- Input
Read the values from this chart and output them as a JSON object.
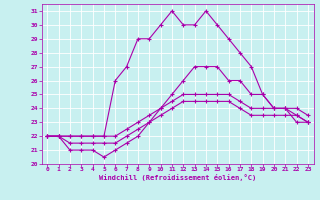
{
  "xlabel": "Windchill (Refroidissement éolien,°C)",
  "xlim": [
    -0.5,
    23.5
  ],
  "ylim": [
    20,
    31.5
  ],
  "background_color": "#c8f0f0",
  "line_color": "#aa00aa",
  "grid_color": "#ffffff",
  "xticks": [
    0,
    1,
    2,
    3,
    4,
    5,
    6,
    7,
    8,
    9,
    10,
    11,
    12,
    13,
    14,
    15,
    16,
    17,
    18,
    19,
    20,
    21,
    22,
    23
  ],
  "yticks": [
    20,
    21,
    22,
    23,
    24,
    25,
    26,
    27,
    28,
    29,
    30,
    31
  ],
  "line1_x": [
    0,
    1,
    2,
    3,
    4,
    5,
    6,
    7,
    8,
    9,
    10,
    11,
    12,
    13,
    14,
    15,
    16,
    17,
    18,
    19,
    20,
    21,
    22,
    23
  ],
  "line1_y": [
    22,
    22,
    21.5,
    21.5,
    21.5,
    21.5,
    21.5,
    22,
    22.5,
    23,
    23.5,
    24,
    24.5,
    24.5,
    24.5,
    24.5,
    24.5,
    24,
    23.5,
    23.5,
    23.5,
    23.5,
    23.5,
    23
  ],
  "line2_x": [
    0,
    1,
    2,
    3,
    4,
    5,
    6,
    7,
    8,
    9,
    10,
    11,
    12,
    13,
    14,
    15,
    16,
    17,
    18,
    19,
    20,
    21,
    22,
    23
  ],
  "line2_y": [
    22,
    22,
    22,
    22,
    22,
    22,
    22,
    22.5,
    23,
    23.5,
    24,
    24.5,
    25,
    25,
    25,
    25,
    25,
    24.5,
    24,
    24,
    24,
    24,
    24,
    23.5
  ],
  "line3_x": [
    0,
    1,
    2,
    3,
    4,
    5,
    6,
    7,
    8,
    9,
    10,
    11,
    12,
    13,
    14,
    15,
    16,
    17,
    18,
    19,
    20,
    21,
    22,
    23
  ],
  "line3_y": [
    22,
    22,
    21,
    21,
    21,
    20.5,
    21,
    21.5,
    22,
    23,
    24,
    25,
    26,
    27,
    27,
    27,
    26,
    26,
    25,
    25,
    24,
    24,
    23.5,
    23
  ],
  "line4_x": [
    0,
    1,
    2,
    3,
    4,
    5,
    6,
    7,
    8,
    9,
    10,
    11,
    12,
    13,
    14,
    15,
    16,
    17,
    18,
    19,
    20,
    21,
    22,
    23
  ],
  "line4_y": [
    22,
    22,
    22,
    22,
    22,
    22,
    26,
    27,
    29,
    29,
    30,
    31,
    30,
    30,
    31,
    30,
    29,
    28,
    27,
    25,
    24,
    24,
    23,
    23
  ]
}
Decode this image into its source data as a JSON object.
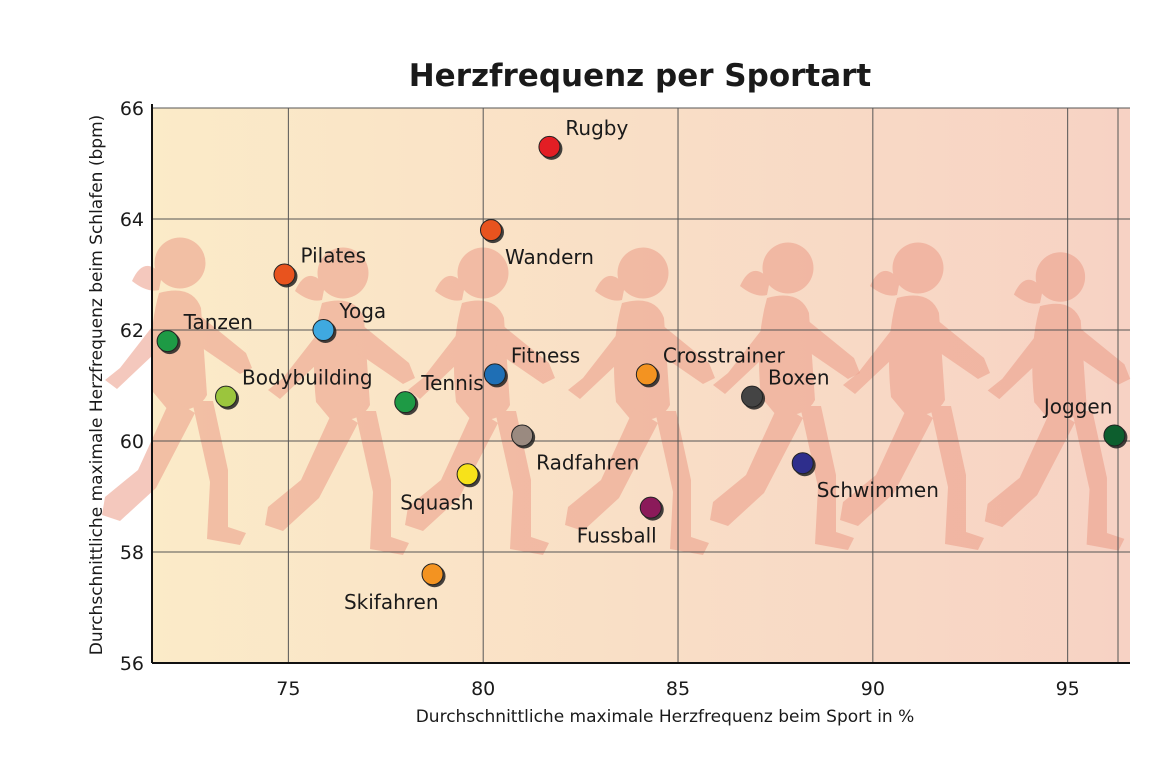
{
  "chart_data": {
    "type": "scatter",
    "title": "Herzfrequenz per Sportart",
    "xlabel": "Durchschnittliche maximale Herzfrequenz beim Sport in %",
    "ylabel": "Durchschnittliche maximale Herzfrequenz beim Schlafen (bpm)",
    "xlim": [
      71.5,
      96.6
    ],
    "ylim": [
      56,
      66
    ],
    "xticks": [
      75,
      80,
      85,
      90,
      95
    ],
    "yticks": [
      56,
      58,
      60,
      62,
      64,
      66
    ],
    "grid": true,
    "background": [
      "#fbebc8",
      "#f7d2c4"
    ],
    "points": [
      {
        "name": "Rugby",
        "x": 81.7,
        "y": 65.3,
        "color": "#e31e24",
        "label_pos": "right-above"
      },
      {
        "name": "Wandern",
        "x": 80.2,
        "y": 63.8,
        "color": "#e8531e",
        "label_pos": "right-below"
      },
      {
        "name": "Pilates",
        "x": 74.9,
        "y": 63.0,
        "color": "#e8531e",
        "label_pos": "right-above"
      },
      {
        "name": "Yoga",
        "x": 75.9,
        "y": 62.0,
        "color": "#3fa9e0",
        "label_pos": "right-above"
      },
      {
        "name": "Tanzen",
        "x": 71.9,
        "y": 61.8,
        "color": "#1e9a45",
        "label_pos": "right-above"
      },
      {
        "name": "Fitness",
        "x": 80.3,
        "y": 61.2,
        "color": "#1f6fb5",
        "label_pos": "right-above"
      },
      {
        "name": "Crosstrainer",
        "x": 84.2,
        "y": 61.2,
        "color": "#f39321",
        "label_pos": "right-above"
      },
      {
        "name": "Bodybuilding",
        "x": 73.4,
        "y": 60.8,
        "color": "#9bc53d",
        "label_pos": "right-above"
      },
      {
        "name": "Tennis",
        "x": 78.0,
        "y": 60.7,
        "color": "#1e9a45",
        "label_pos": "right-above"
      },
      {
        "name": "Boxen",
        "x": 86.9,
        "y": 60.8,
        "color": "#444444",
        "label_pos": "right-above"
      },
      {
        "name": "Joggen",
        "x": 96.2,
        "y": 60.1,
        "color": "#0d5e2e",
        "label_pos": "left-above"
      },
      {
        "name": "Radfahren",
        "x": 81.0,
        "y": 60.1,
        "color": "#9a8a80",
        "label_pos": "right-below"
      },
      {
        "name": "Schwimmen",
        "x": 88.2,
        "y": 59.6,
        "color": "#2e2e8c",
        "label_pos": "right-below"
      },
      {
        "name": "Squash",
        "x": 79.6,
        "y": 59.4,
        "color": "#f7e21a",
        "label_pos": "left-below"
      },
      {
        "name": "Fussball",
        "x": 84.3,
        "y": 58.8,
        "color": "#8b1a5a",
        "label_pos": "left-below"
      },
      {
        "name": "Skifahren",
        "x": 78.7,
        "y": 57.6,
        "color": "#f39321",
        "label_pos": "left-below"
      }
    ]
  }
}
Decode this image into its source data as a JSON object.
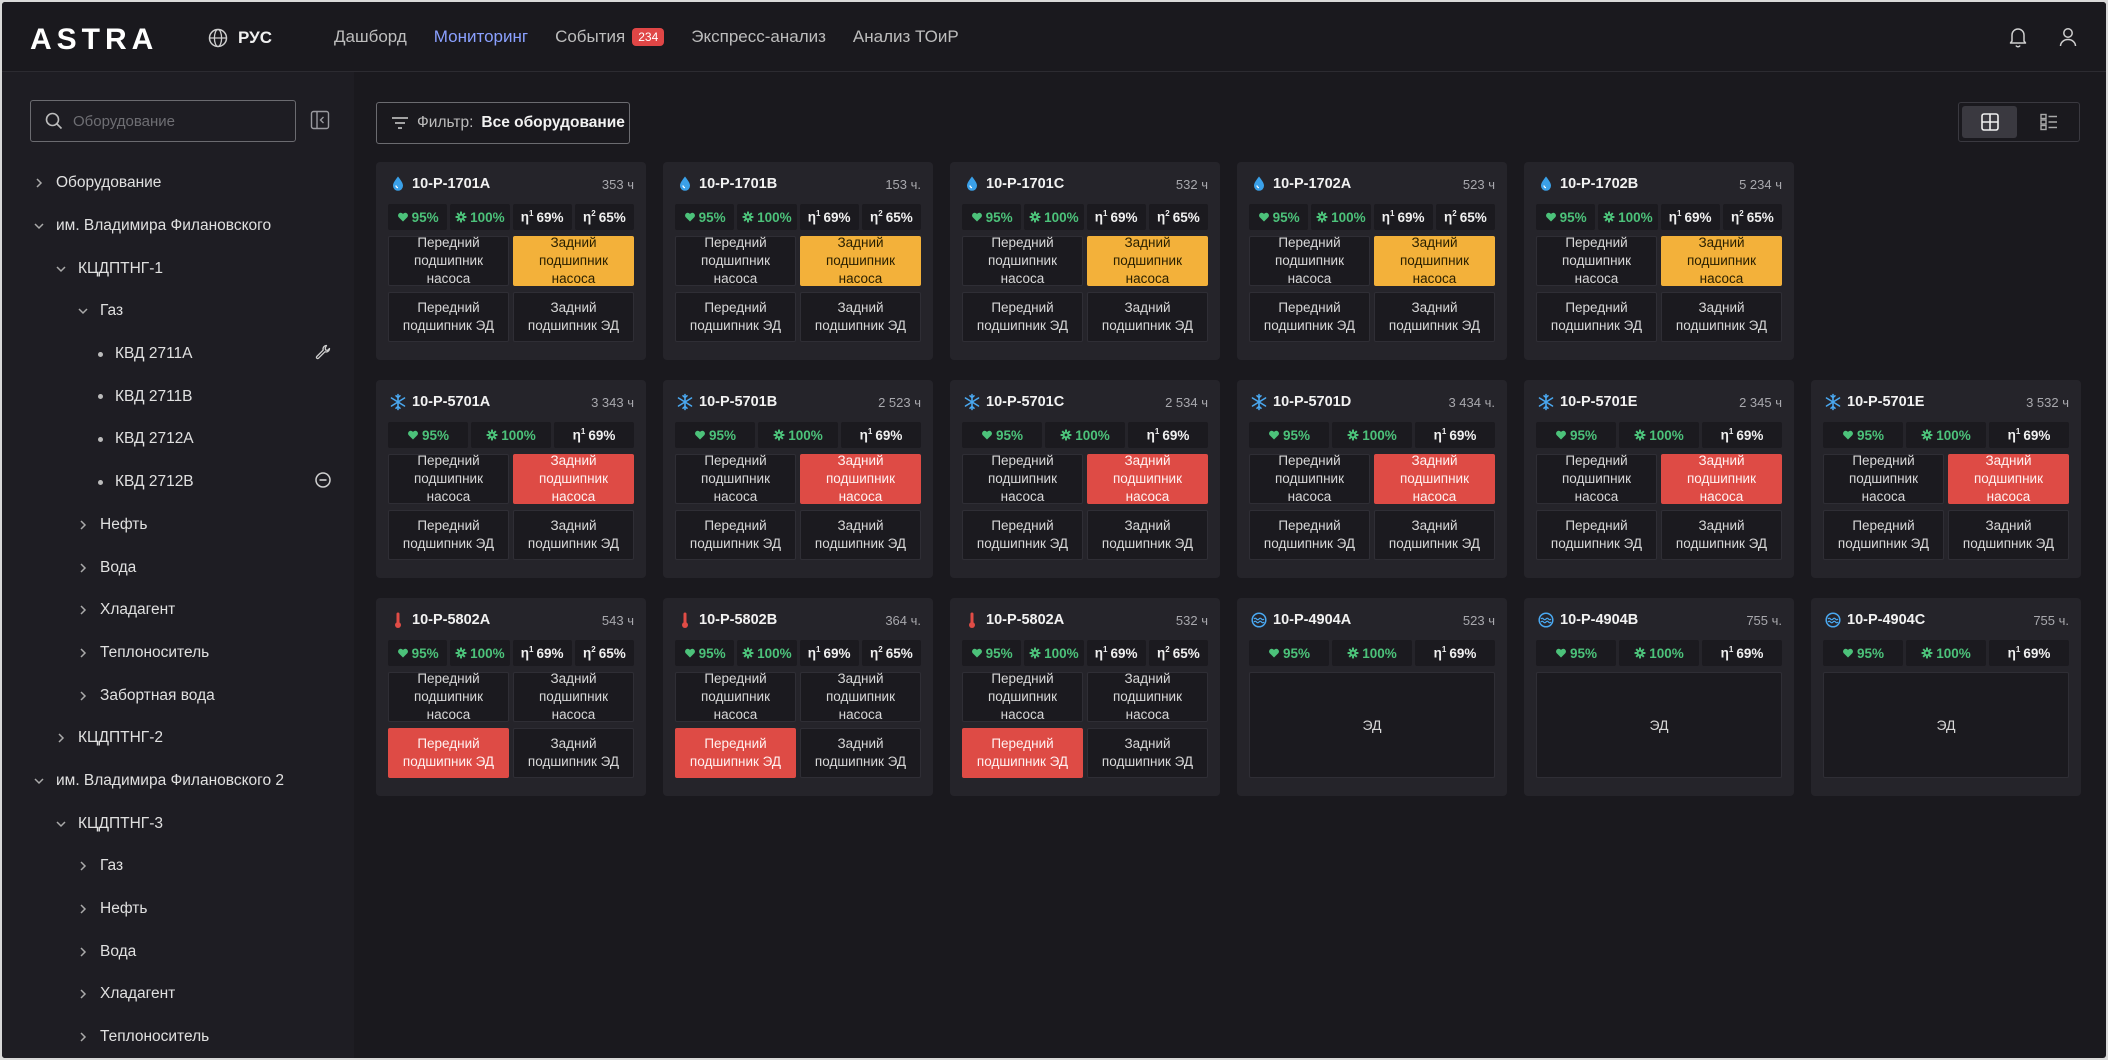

- Given instruction
Output the lines above in full and exactly as given, omitting any pictures.

- Response to the task
Read the values from this chart and output them as a JSON object.
{
  "xlabel": "Windchill (Refroidissement éolien,°C)",
  "xlim": [
    -0.5,
    23.5
  ],
  "ylim": [
    20,
    31.5
  ],
  "background_color": "#c8f0f0",
  "line_color": "#aa00aa",
  "grid_color": "#ffffff",
  "xticks": [
    0,
    1,
    2,
    3,
    4,
    5,
    6,
    7,
    8,
    9,
    10,
    11,
    12,
    13,
    14,
    15,
    16,
    17,
    18,
    19,
    20,
    21,
    22,
    23
  ],
  "yticks": [
    20,
    21,
    22,
    23,
    24,
    25,
    26,
    27,
    28,
    29,
    30,
    31
  ],
  "line1_x": [
    0,
    1,
    2,
    3,
    4,
    5,
    6,
    7,
    8,
    9,
    10,
    11,
    12,
    13,
    14,
    15,
    16,
    17,
    18,
    19,
    20,
    21,
    22,
    23
  ],
  "line1_y": [
    22,
    22,
    21.5,
    21.5,
    21.5,
    21.5,
    21.5,
    22,
    22.5,
    23,
    23.5,
    24,
    24.5,
    24.5,
    24.5,
    24.5,
    24.5,
    24,
    23.5,
    23.5,
    23.5,
    23.5,
    23.5,
    23
  ],
  "line2_x": [
    0,
    1,
    2,
    3,
    4,
    5,
    6,
    7,
    8,
    9,
    10,
    11,
    12,
    13,
    14,
    15,
    16,
    17,
    18,
    19,
    20,
    21,
    22,
    23
  ],
  "line2_y": [
    22,
    22,
    22,
    22,
    22,
    22,
    22,
    22.5,
    23,
    23.5,
    24,
    24.5,
    25,
    25,
    25,
    25,
    25,
    24.5,
    24,
    24,
    24,
    24,
    24,
    23.5
  ],
  "line3_x": [
    0,
    1,
    2,
    3,
    4,
    5,
    6,
    7,
    8,
    9,
    10,
    11,
    12,
    13,
    14,
    15,
    16,
    17,
    18,
    19,
    20,
    21,
    22,
    23
  ],
  "line3_y": [
    22,
    22,
    21,
    21,
    21,
    20.5,
    21,
    21.5,
    22,
    23,
    24,
    25,
    26,
    27,
    27,
    27,
    26,
    26,
    25,
    25,
    24,
    24,
    23.5,
    23
  ],
  "line4_x": [
    0,
    1,
    2,
    3,
    4,
    5,
    6,
    7,
    8,
    9,
    10,
    11,
    12,
    13,
    14,
    15,
    16,
    17,
    18,
    19,
    20,
    21,
    22,
    23
  ],
  "line4_y": [
    22,
    22,
    22,
    22,
    22,
    22,
    26,
    27,
    29,
    29,
    30,
    31,
    30,
    30,
    31,
    30,
    29,
    28,
    27,
    25,
    24,
    24,
    23,
    23
  ]
}
Decode this image into its source data as a JSON object.
{
  "chart_data": {
    "type": "scatter",
    "title": "Herzfrequenz per Sportart",
    "xlabel": "Durchschnittliche maximale Herzfrequenz beim Sport in %",
    "ylabel": "Durchschnittliche maximale Herzfrequenz beim Schlafen (bpm)",
    "xlim": [
      71.5,
      96.6
    ],
    "ylim": [
      56,
      66
    ],
    "xticks": [
      75,
      80,
      85,
      90,
      95
    ],
    "yticks": [
      56,
      58,
      60,
      62,
      64,
      66
    ],
    "grid": true,
    "background": [
      "#fbebc8",
      "#f7d2c4"
    ],
    "points": [
      {
        "name": "Rugby",
        "x": 81.7,
        "y": 65.3,
        "color": "#e31e24",
        "label_pos": "right-above"
      },
      {
        "name": "Wandern",
        "x": 80.2,
        "y": 63.8,
        "color": "#e8531e",
        "label_pos": "right-below"
      },
      {
        "name": "Pilates",
        "x": 74.9,
        "y": 63.0,
        "color": "#e8531e",
        "label_pos": "right-above"
      },
      {
        "name": "Yoga",
        "x": 75.9,
        "y": 62.0,
        "color": "#3fa9e0",
        "label_pos": "right-above"
      },
      {
        "name": "Tanzen",
        "x": 71.9,
        "y": 61.8,
        "color": "#1e9a45",
        "label_pos": "right-above"
      },
      {
        "name": "Fitness",
        "x": 80.3,
        "y": 61.2,
        "color": "#1f6fb5",
        "label_pos": "right-above"
      },
      {
        "name": "Crosstrainer",
        "x": 84.2,
        "y": 61.2,
        "color": "#f39321",
        "label_pos": "right-above"
      },
      {
        "name": "Bodybuilding",
        "x": 73.4,
        "y": 60.8,
        "color": "#9bc53d",
        "label_pos": "right-above"
      },
      {
        "name": "Tennis",
        "x": 78.0,
        "y": 60.7,
        "color": "#1e9a45",
        "label_pos": "right-above"
      },
      {
        "name": "Boxen",
        "x": 86.9,
        "y": 60.8,
        "color": "#444444",
        "label_pos": "right-above"
      },
      {
        "name": "Joggen",
        "x": 96.2,
        "y": 60.1,
        "color": "#0d5e2e",
        "label_pos": "left-above"
      },
      {
        "name": "Radfahren",
        "x": 81.0,
        "y": 60.1,
        "color": "#9a8a80",
        "label_pos": "right-below"
      },
      {
        "name": "Schwimmen",
        "x": 88.2,
        "y": 59.6,
        "color": "#2e2e8c",
        "label_pos": "right-below"
      },
      {
        "name": "Squash",
        "x": 79.6,
        "y": 59.4,
        "color": "#f7e21a",
        "label_pos": "left-below"
      },
      {
        "name": "Fussball",
        "x": 84.3,
        "y": 58.8,
        "color": "#8b1a5a",
        "label_pos": "left-below"
      },
      {
        "name": "Skifahren",
        "x": 78.7,
        "y": 57.6,
        "color": "#f39321",
        "label_pos": "left-below"
      }
    ]
  }
}
Decode this image into its source data as a JSON object.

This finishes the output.